The exercise: Extract every record, exactly as written, and ignore the pictures.

(Source records)
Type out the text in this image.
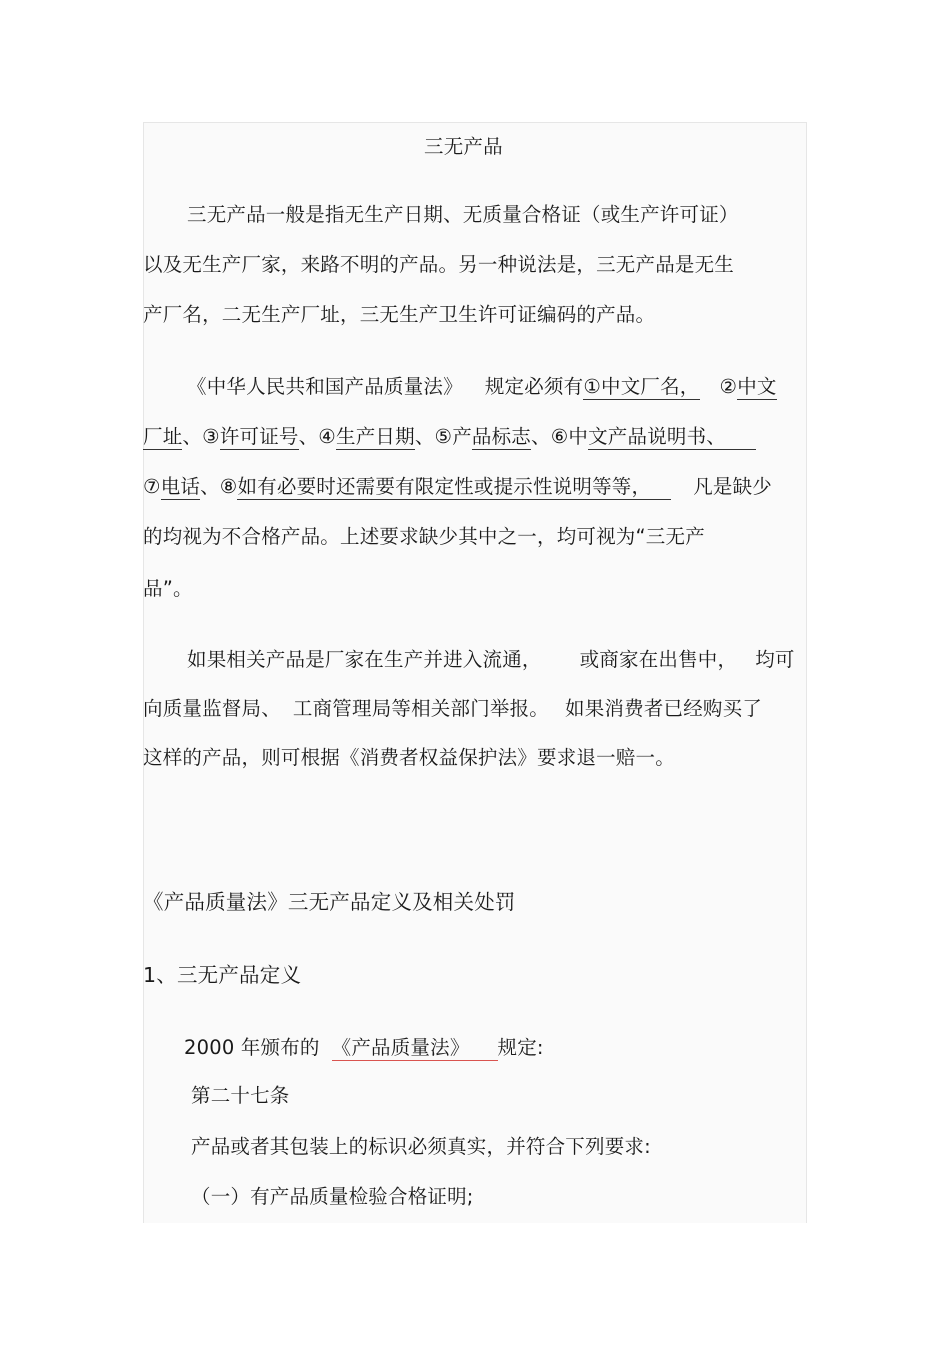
三无产品
三无产品一般是指无生产日期、无质量合格证（或生产许可证）
以及无生产厂家，来路不明的产品。另一种说法是，三无产品是无生
产厂名，二无生产厂址，三无生产卫生许可证编码的产品。
《中华人民共和国产品质量法》 规定必须有①中文厂名， ②中文
厂址、③许可证号、④生产日期、⑤产品标志、⑥中文产品说明书、
⑦电话、⑧如有必要时还需要有限定性或提示性说明等等， 凡是缺少
的均视为不合格产品。上述要求缺少其中之一，均可视为“三无产
品”。
如果相关产品是厂家在生产并进入流通， 或商家在出售中， 均可
向质量监督局、 工商管理局等相关部门举报。 如果消费者已经购买了
这样的产品，则可根据《消费者权益保护法》要求退一赔一。
《产品质量法》三无产品定义及相关处罚
1、三无产品定义
2000 年颁布的 《产品质量法》 规定:
第二十七条
产品或者其包装上的标识必须真实，并符合下列要求:
（一）有产品质量检验合格证明;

Result below:
Type out the text in this image.
三无产品
三无产品一般是指无生产日期、无质量合格证（或生产许可证）
以及无生产厂家，来路不明的产品。另一种说法是，三无产品是无生
产厂名，二无生产厂址，三无生产卫生许可证编码的产品。
《中华人民共和国产品质量法》 规定必须有①中文厂名， ②中文
厂址、③许可证号、④生产日期、⑤产品标志、⑥中文产品说明书、
⑦电话、⑧如有必要时还需要有限定性或提示性说明等等， 凡是缺少
的均视为不合格产品。上述要求缺少其中之一，均可视为“三无产
品”。
如果相关产品是厂家在生产并进入流通， 或商家在出售中， 均可
向质量监督局、 工商管理局等相关部门举报。 如果消费者已经购买了
这样的产品，则可根据《消费者权益保护法》要求退一赔一。
《产品质量法》三无产品定义及相关处罚
1、三无产品定义
2000 年颁布的 《产品质量法》 规定:
第二十七条
产品或者其包装上的标识必须真实，并符合下列要求:
（一）有产品质量检验合格证明;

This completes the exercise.